What is required: Images are not part of the copy; write out the rest of the data exactly as given.

Figure content listings
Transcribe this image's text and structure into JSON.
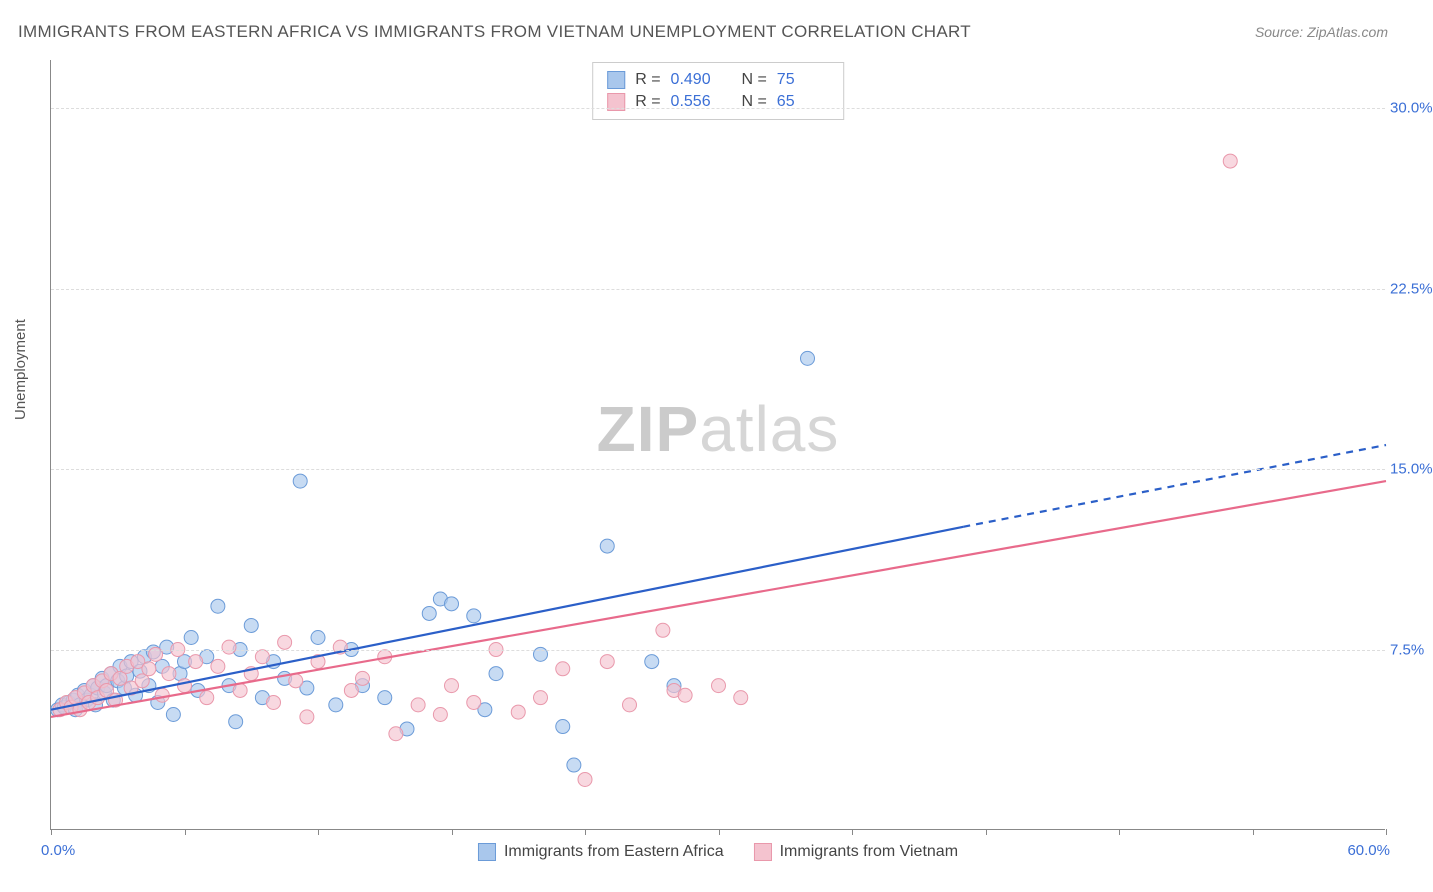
{
  "title": "IMMIGRANTS FROM EASTERN AFRICA VS IMMIGRANTS FROM VIETNAM UNEMPLOYMENT CORRELATION CHART",
  "source": "Source: ZipAtlas.com",
  "watermark_zip": "ZIP",
  "watermark_atlas": "atlas",
  "ylabel": "Unemployment",
  "chart": {
    "type": "scatter",
    "xlim": [
      0,
      60
    ],
    "ylim": [
      0,
      32
    ],
    "x_min_label": "0.0%",
    "x_max_label": "60.0%",
    "y_ticks": [
      7.5,
      15.0,
      22.5,
      30.0
    ],
    "y_tick_labels": [
      "7.5%",
      "15.0%",
      "22.5%",
      "30.0%"
    ],
    "x_ticks": [
      0,
      6,
      12,
      18,
      24,
      30,
      36,
      42,
      48,
      54,
      60
    ],
    "grid_color": "#dddddd",
    "axis_color": "#888888",
    "background_color": "#ffffff",
    "marker_radius": 7,
    "line_width": 2.2,
    "series": [
      {
        "name": "Immigrants from Eastern Africa",
        "fill_color": "#a9c7ec",
        "stroke_color": "#6b9bd8",
        "line_color": "#2b5fc8",
        "r_value": "0.490",
        "n_value": "75",
        "regression": {
          "x1": 0,
          "y1": 5.0,
          "x2": 41,
          "y2": 12.6,
          "dash_x2": 60,
          "dash_y2": 16.0
        },
        "points": [
          [
            0.3,
            5.0
          ],
          [
            0.5,
            5.2
          ],
          [
            0.6,
            5.1
          ],
          [
            0.8,
            5.3
          ],
          [
            1.0,
            5.4
          ],
          [
            1.1,
            5.0
          ],
          [
            1.2,
            5.6
          ],
          [
            1.3,
            5.2
          ],
          [
            1.5,
            5.8
          ],
          [
            1.6,
            5.4
          ],
          [
            1.8,
            5.6
          ],
          [
            1.9,
            6.0
          ],
          [
            2.0,
            5.2
          ],
          [
            2.1,
            5.9
          ],
          [
            2.3,
            6.3
          ],
          [
            2.4,
            5.7
          ],
          [
            2.5,
            6.0
          ],
          [
            2.7,
            6.5
          ],
          [
            2.8,
            5.4
          ],
          [
            3.0,
            6.2
          ],
          [
            3.1,
            6.8
          ],
          [
            3.3,
            5.9
          ],
          [
            3.4,
            6.4
          ],
          [
            3.6,
            7.0
          ],
          [
            3.8,
            5.6
          ],
          [
            4.0,
            6.6
          ],
          [
            4.2,
            7.2
          ],
          [
            4.4,
            6.0
          ],
          [
            4.6,
            7.4
          ],
          [
            4.8,
            5.3
          ],
          [
            5.0,
            6.8
          ],
          [
            5.2,
            7.6
          ],
          [
            5.5,
            4.8
          ],
          [
            5.8,
            6.5
          ],
          [
            6.0,
            7.0
          ],
          [
            6.3,
            8.0
          ],
          [
            6.6,
            5.8
          ],
          [
            7.0,
            7.2
          ],
          [
            7.5,
            9.3
          ],
          [
            8.0,
            6.0
          ],
          [
            8.3,
            4.5
          ],
          [
            8.5,
            7.5
          ],
          [
            9.0,
            8.5
          ],
          [
            9.5,
            5.5
          ],
          [
            10.0,
            7.0
          ],
          [
            10.5,
            6.3
          ],
          [
            11.2,
            14.5
          ],
          [
            11.5,
            5.9
          ],
          [
            12.0,
            8.0
          ],
          [
            12.8,
            5.2
          ],
          [
            13.5,
            7.5
          ],
          [
            14.0,
            6.0
          ],
          [
            15.0,
            5.5
          ],
          [
            16.0,
            4.2
          ],
          [
            17.0,
            9.0
          ],
          [
            17.5,
            9.6
          ],
          [
            18.0,
            9.4
          ],
          [
            19.0,
            8.9
          ],
          [
            19.5,
            5.0
          ],
          [
            20.0,
            6.5
          ],
          [
            22.0,
            7.3
          ],
          [
            23.0,
            4.3
          ],
          [
            23.5,
            2.7
          ],
          [
            25.0,
            11.8
          ],
          [
            27.0,
            7.0
          ],
          [
            28.0,
            6.0
          ],
          [
            34.0,
            19.6
          ]
        ]
      },
      {
        "name": "Immigrants from Vietnam",
        "fill_color": "#f4c3cf",
        "stroke_color": "#e998ab",
        "line_color": "#e86a8b",
        "r_value": "0.556",
        "n_value": "65",
        "regression": {
          "x1": 0,
          "y1": 4.7,
          "x2": 60,
          "y2": 14.5
        },
        "points": [
          [
            0.4,
            5.0
          ],
          [
            0.7,
            5.3
          ],
          [
            0.9,
            5.1
          ],
          [
            1.1,
            5.5
          ],
          [
            1.3,
            5.0
          ],
          [
            1.5,
            5.7
          ],
          [
            1.7,
            5.3
          ],
          [
            1.9,
            6.0
          ],
          [
            2.1,
            5.5
          ],
          [
            2.3,
            6.2
          ],
          [
            2.5,
            5.8
          ],
          [
            2.7,
            6.5
          ],
          [
            2.9,
            5.4
          ],
          [
            3.1,
            6.3
          ],
          [
            3.4,
            6.8
          ],
          [
            3.6,
            5.9
          ],
          [
            3.9,
            7.0
          ],
          [
            4.1,
            6.2
          ],
          [
            4.4,
            6.7
          ],
          [
            4.7,
            7.3
          ],
          [
            5.0,
            5.6
          ],
          [
            5.3,
            6.5
          ],
          [
            5.7,
            7.5
          ],
          [
            6.0,
            6.0
          ],
          [
            6.5,
            7.0
          ],
          [
            7.0,
            5.5
          ],
          [
            7.5,
            6.8
          ],
          [
            8.0,
            7.6
          ],
          [
            8.5,
            5.8
          ],
          [
            9.0,
            6.5
          ],
          [
            9.5,
            7.2
          ],
          [
            10.0,
            5.3
          ],
          [
            10.5,
            7.8
          ],
          [
            11.0,
            6.2
          ],
          [
            11.5,
            4.7
          ],
          [
            12.0,
            7.0
          ],
          [
            13.0,
            7.6
          ],
          [
            13.5,
            5.8
          ],
          [
            14.0,
            6.3
          ],
          [
            15.0,
            7.2
          ],
          [
            15.5,
            4.0
          ],
          [
            16.5,
            5.2
          ],
          [
            17.5,
            4.8
          ],
          [
            18.0,
            6.0
          ],
          [
            19.0,
            5.3
          ],
          [
            20.0,
            7.5
          ],
          [
            21.0,
            4.9
          ],
          [
            22.0,
            5.5
          ],
          [
            23.0,
            6.7
          ],
          [
            24.0,
            2.1
          ],
          [
            25.0,
            7.0
          ],
          [
            26.0,
            5.2
          ],
          [
            27.5,
            8.3
          ],
          [
            28.0,
            5.8
          ],
          [
            28.5,
            5.6
          ],
          [
            30.0,
            6.0
          ],
          [
            31.0,
            5.5
          ],
          [
            53.0,
            27.8
          ]
        ]
      }
    ]
  }
}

Task answer:
Transcribe this image's text and structure into JSON.
{
  "title": "IMMIGRANTS FROM EASTERN AFRICA VS IMMIGRANTS FROM VIETNAM UNEMPLOYMENT CORRELATION CHART",
  "source": "Source: ZipAtlas.com",
  "watermark_zip": "ZIP",
  "watermark_atlas": "atlas",
  "ylabel": "Unemployment",
  "chart": {
    "type": "scatter",
    "xlim": [
      0,
      60
    ],
    "ylim": [
      0,
      32
    ],
    "x_min_label": "0.0%",
    "x_max_label": "60.0%",
    "y_ticks": [
      7.5,
      15.0,
      22.5,
      30.0
    ],
    "y_tick_labels": [
      "7.5%",
      "15.0%",
      "22.5%",
      "30.0%"
    ],
    "x_ticks": [
      0,
      6,
      12,
      18,
      24,
      30,
      36,
      42,
      48,
      54,
      60
    ],
    "grid_color": "#dddddd",
    "axis_color": "#888888",
    "background_color": "#ffffff",
    "marker_radius": 7,
    "line_width": 2.2,
    "series": [
      {
        "name": "Immigrants from Eastern Africa",
        "fill_color": "#a9c7ec",
        "stroke_color": "#6b9bd8",
        "line_color": "#2b5fc8",
        "r_value": "0.490",
        "n_value": "75",
        "regression": {
          "x1": 0,
          "y1": 5.0,
          "x2": 41,
          "y2": 12.6,
          "dash_x2": 60,
          "dash_y2": 16.0
        },
        "points": [
          [
            0.3,
            5.0
          ],
          [
            0.5,
            5.2
          ],
          [
            0.6,
            5.1
          ],
          [
            0.8,
            5.3
          ],
          [
            1.0,
            5.4
          ],
          [
            1.1,
            5.0
          ],
          [
            1.2,
            5.6
          ],
          [
            1.3,
            5.2
          ],
          [
            1.5,
            5.8
          ],
          [
            1.6,
            5.4
          ],
          [
            1.8,
            5.6
          ],
          [
            1.9,
            6.0
          ],
          [
            2.0,
            5.2
          ],
          [
            2.1,
            5.9
          ],
          [
            2.3,
            6.3
          ],
          [
            2.4,
            5.7
          ],
          [
            2.5,
            6.0
          ],
          [
            2.7,
            6.5
          ],
          [
            2.8,
            5.4
          ],
          [
            3.0,
            6.2
          ],
          [
            3.1,
            6.8
          ],
          [
            3.3,
            5.9
          ],
          [
            3.4,
            6.4
          ],
          [
            3.6,
            7.0
          ],
          [
            3.8,
            5.6
          ],
          [
            4.0,
            6.6
          ],
          [
            4.2,
            7.2
          ],
          [
            4.4,
            6.0
          ],
          [
            4.6,
            7.4
          ],
          [
            4.8,
            5.3
          ],
          [
            5.0,
            6.8
          ],
          [
            5.2,
            7.6
          ],
          [
            5.5,
            4.8
          ],
          [
            5.8,
            6.5
          ],
          [
            6.0,
            7.0
          ],
          [
            6.3,
            8.0
          ],
          [
            6.6,
            5.8
          ],
          [
            7.0,
            7.2
          ],
          [
            7.5,
            9.3
          ],
          [
            8.0,
            6.0
          ],
          [
            8.3,
            4.5
          ],
          [
            8.5,
            7.5
          ],
          [
            9.0,
            8.5
          ],
          [
            9.5,
            5.5
          ],
          [
            10.0,
            7.0
          ],
          [
            10.5,
            6.3
          ],
          [
            11.2,
            14.5
          ],
          [
            11.5,
            5.9
          ],
          [
            12.0,
            8.0
          ],
          [
            12.8,
            5.2
          ],
          [
            13.5,
            7.5
          ],
          [
            14.0,
            6.0
          ],
          [
            15.0,
            5.5
          ],
          [
            16.0,
            4.2
          ],
          [
            17.0,
            9.0
          ],
          [
            17.5,
            9.6
          ],
          [
            18.0,
            9.4
          ],
          [
            19.0,
            8.9
          ],
          [
            19.5,
            5.0
          ],
          [
            20.0,
            6.5
          ],
          [
            22.0,
            7.3
          ],
          [
            23.0,
            4.3
          ],
          [
            23.5,
            2.7
          ],
          [
            25.0,
            11.8
          ],
          [
            27.0,
            7.0
          ],
          [
            28.0,
            6.0
          ],
          [
            34.0,
            19.6
          ]
        ]
      },
      {
        "name": "Immigrants from Vietnam",
        "fill_color": "#f4c3cf",
        "stroke_color": "#e998ab",
        "line_color": "#e86a8b",
        "r_value": "0.556",
        "n_value": "65",
        "regression": {
          "x1": 0,
          "y1": 4.7,
          "x2": 60,
          "y2": 14.5
        },
        "points": [
          [
            0.4,
            5.0
          ],
          [
            0.7,
            5.3
          ],
          [
            0.9,
            5.1
          ],
          [
            1.1,
            5.5
          ],
          [
            1.3,
            5.0
          ],
          [
            1.5,
            5.7
          ],
          [
            1.7,
            5.3
          ],
          [
            1.9,
            6.0
          ],
          [
            2.1,
            5.5
          ],
          [
            2.3,
            6.2
          ],
          [
            2.5,
            5.8
          ],
          [
            2.7,
            6.5
          ],
          [
            2.9,
            5.4
          ],
          [
            3.1,
            6.3
          ],
          [
            3.4,
            6.8
          ],
          [
            3.6,
            5.9
          ],
          [
            3.9,
            7.0
          ],
          [
            4.1,
            6.2
          ],
          [
            4.4,
            6.7
          ],
          [
            4.7,
            7.3
          ],
          [
            5.0,
            5.6
          ],
          [
            5.3,
            6.5
          ],
          [
            5.7,
            7.5
          ],
          [
            6.0,
            6.0
          ],
          [
            6.5,
            7.0
          ],
          [
            7.0,
            5.5
          ],
          [
            7.5,
            6.8
          ],
          [
            8.0,
            7.6
          ],
          [
            8.5,
            5.8
          ],
          [
            9.0,
            6.5
          ],
          [
            9.5,
            7.2
          ],
          [
            10.0,
            5.3
          ],
          [
            10.5,
            7.8
          ],
          [
            11.0,
            6.2
          ],
          [
            11.5,
            4.7
          ],
          [
            12.0,
            7.0
          ],
          [
            13.0,
            7.6
          ],
          [
            13.5,
            5.8
          ],
          [
            14.0,
            6.3
          ],
          [
            15.0,
            7.2
          ],
          [
            15.5,
            4.0
          ],
          [
            16.5,
            5.2
          ],
          [
            17.5,
            4.8
          ],
          [
            18.0,
            6.0
          ],
          [
            19.0,
            5.3
          ],
          [
            20.0,
            7.5
          ],
          [
            21.0,
            4.9
          ],
          [
            22.0,
            5.5
          ],
          [
            23.0,
            6.7
          ],
          [
            24.0,
            2.1
          ],
          [
            25.0,
            7.0
          ],
          [
            26.0,
            5.2
          ],
          [
            27.5,
            8.3
          ],
          [
            28.0,
            5.8
          ],
          [
            28.5,
            5.6
          ],
          [
            30.0,
            6.0
          ],
          [
            31.0,
            5.5
          ],
          [
            53.0,
            27.8
          ]
        ]
      }
    ]
  }
}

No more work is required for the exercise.